TASK >> Leave out the images; return the rest of the data exactly.

--- BEGIN ---

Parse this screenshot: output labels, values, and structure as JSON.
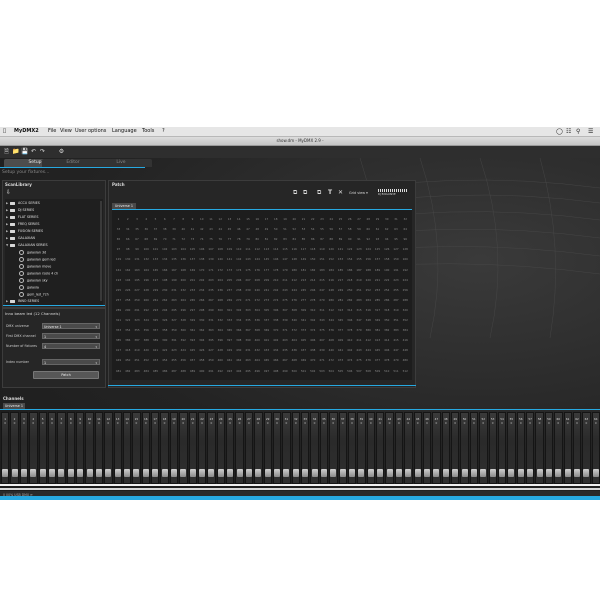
{
  "menubar": {
    "apple": "",
    "app_name": "MyDMX2",
    "items": [
      "File",
      "View",
      "User options",
      "Language",
      "Tools",
      "?"
    ]
  },
  "window": {
    "title": "show.dm - MyDMX 2.9 -"
  },
  "tabs": [
    {
      "label": "Setup",
      "active": true
    },
    {
      "label": "Editor",
      "active": false
    },
    {
      "label": "Live",
      "active": false
    }
  ],
  "setup_subtitle": "Setup your fixtures...",
  "scan_library": {
    "title": "ScanLibrary",
    "tree": [
      {
        "label": "ACCU SERIES",
        "type": "folder"
      },
      {
        "label": "DJ SERIES",
        "type": "folder"
      },
      {
        "label": "FLAT SERIES",
        "type": "folder"
      },
      {
        "label": "FREQ SERIES",
        "type": "folder"
      },
      {
        "label": "FUSION SERIES",
        "type": "folder"
      },
      {
        "label": "GALAXIAN",
        "type": "folder"
      },
      {
        "label": "GALAXIAN SERIES",
        "type": "folder-open"
      },
      {
        "label": "galaxian 3d",
        "type": "fixture"
      },
      {
        "label": "galaxian gem led",
        "type": "fixture"
      },
      {
        "label": "galaxian move",
        "type": "fixture"
      },
      {
        "label": "galaxian rsolo 4 ch",
        "type": "fixture"
      },
      {
        "label": "galaxian sky",
        "type": "fixture"
      },
      {
        "label": "galaxia",
        "type": "fixture"
      },
      {
        "label": "gem_led_7ch",
        "type": "fixture"
      },
      {
        "label": "INNO SERIES",
        "type": "folder"
      }
    ]
  },
  "fixture_config": {
    "title": "Inno beam led (12 Channels)",
    "fields": [
      {
        "label": "DMX universe",
        "value": "Universe 1",
        "dropdown": true
      },
      {
        "label": "First DMX channel",
        "value": "1",
        "dropdown": true
      },
      {
        "label": "Number of fixtures",
        "value": "4",
        "dropdown": true
      },
      {
        "label": "Index number",
        "value": "1",
        "dropdown": true
      }
    ],
    "patch_button": "Patch"
  },
  "patch": {
    "title": "Patch",
    "universe_tab": "Universe 1",
    "view_select": "Grid view",
    "brand": "DJ EXCLUSIVE",
    "total_channels": 512,
    "columns": 32
  },
  "channels": {
    "title": "Channels",
    "universe_tab": "Universe 1",
    "visible_count": 64,
    "values": "0"
  },
  "status_bar": {
    "text": "0 00% USB DMX ⟳"
  },
  "icons": [
    "new-file-icon",
    "open-folder-icon",
    "save-icon",
    "undo-icon",
    "redo-icon",
    "settings-icon",
    "copy-icon",
    "paste-icon",
    "text-icon",
    "delete-icon"
  ],
  "colors": {
    "accent": "#27a9e1",
    "panel_bg": "#262626",
    "menubar_bg": "#e6e6e6"
  }
}
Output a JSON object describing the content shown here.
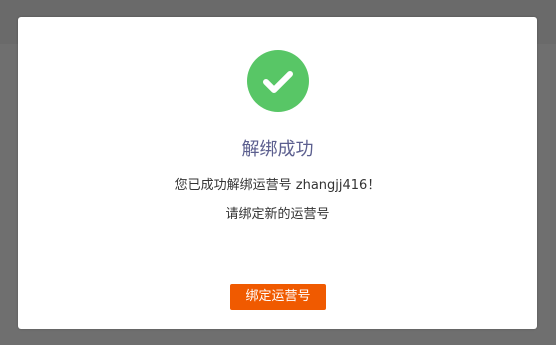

--- END ---

FINAL ANSWER >>
Parse this screenshot: output labels, values, and structure as JSON.
{
  "menubar": {
    "apple": "",
    "app_name": "MyDMX2",
    "items": [
      "File",
      "View",
      "User options",
      "Language",
      "Tools",
      "?"
    ]
  },
  "window": {
    "title": "show.dm - MyDMX 2.9 -"
  },
  "tabs": [
    {
      "label": "Setup",
      "active": true
    },
    {
      "label": "Editor",
      "active": false
    },
    {
      "label": "Live",
      "active": false
    }
  ],
  "setup_subtitle": "Setup your fixtures...",
  "scan_library": {
    "title": "ScanLibrary",
    "tree": [
      {
        "label": "ACCU SERIES",
        "type": "folder"
      },
      {
        "label": "DJ SERIES",
        "type": "folder"
      },
      {
        "label": "FLAT SERIES",
        "type": "folder"
      },
      {
        "label": "FREQ SERIES",
        "type": "folder"
      },
      {
        "label": "FUSION SERIES",
        "type": "folder"
      },
      {
        "label": "GALAXIAN",
        "type": "folder"
      },
      {
        "label": "GALAXIAN SERIES",
        "type": "folder-open"
      },
      {
        "label": "galaxian 3d",
        "type": "fixture"
      },
      {
        "label": "galaxian gem led",
        "type": "fixture"
      },
      {
        "label": "galaxian move",
        "type": "fixture"
      },
      {
        "label": "galaxian rsolo 4 ch",
        "type": "fixture"
      },
      {
        "label": "galaxian sky",
        "type": "fixture"
      },
      {
        "label": "galaxia",
        "type": "fixture"
      },
      {
        "label": "gem_led_7ch",
        "type": "fixture"
      },
      {
        "label": "INNO SERIES",
        "type": "folder"
      }
    ]
  },
  "fixture_config": {
    "title": "Inno beam led (12 Channels)",
    "fields": [
      {
        "label": "DMX universe",
        "value": "Universe 1",
        "dropdown": true
      },
      {
        "label": "First DMX channel",
        "value": "1",
        "dropdown": true
      },
      {
        "label": "Number of fixtures",
        "value": "4",
        "dropdown": true
      },
      {
        "label": "Index number",
        "value": "1",
        "dropdown": true
      }
    ],
    "patch_button": "Patch"
  },
  "patch": {
    "title": "Patch",
    "universe_tab": "Universe 1",
    "view_select": "Grid view",
    "brand": "DJ EXCLUSIVE",
    "total_channels": 512,
    "columns": 32
  },
  "channels": {
    "title": "Channels",
    "universe_tab": "Universe 1",
    "visible_count": 64,
    "values": "0"
  },
  "status_bar": {
    "text": "0 00% USB DMX ⟳"
  },
  "icons": [
    "new-file-icon",
    "open-folder-icon",
    "save-icon",
    "undo-icon",
    "redo-icon",
    "settings-icon",
    "copy-icon",
    "paste-icon",
    "text-icon",
    "delete-icon"
  ],
  "colors": {
    "accent": "#27a9e1",
    "panel_bg": "#262626",
    "menubar_bg": "#e6e6e6"
  }
}
Output a JSON object describing the content shown here.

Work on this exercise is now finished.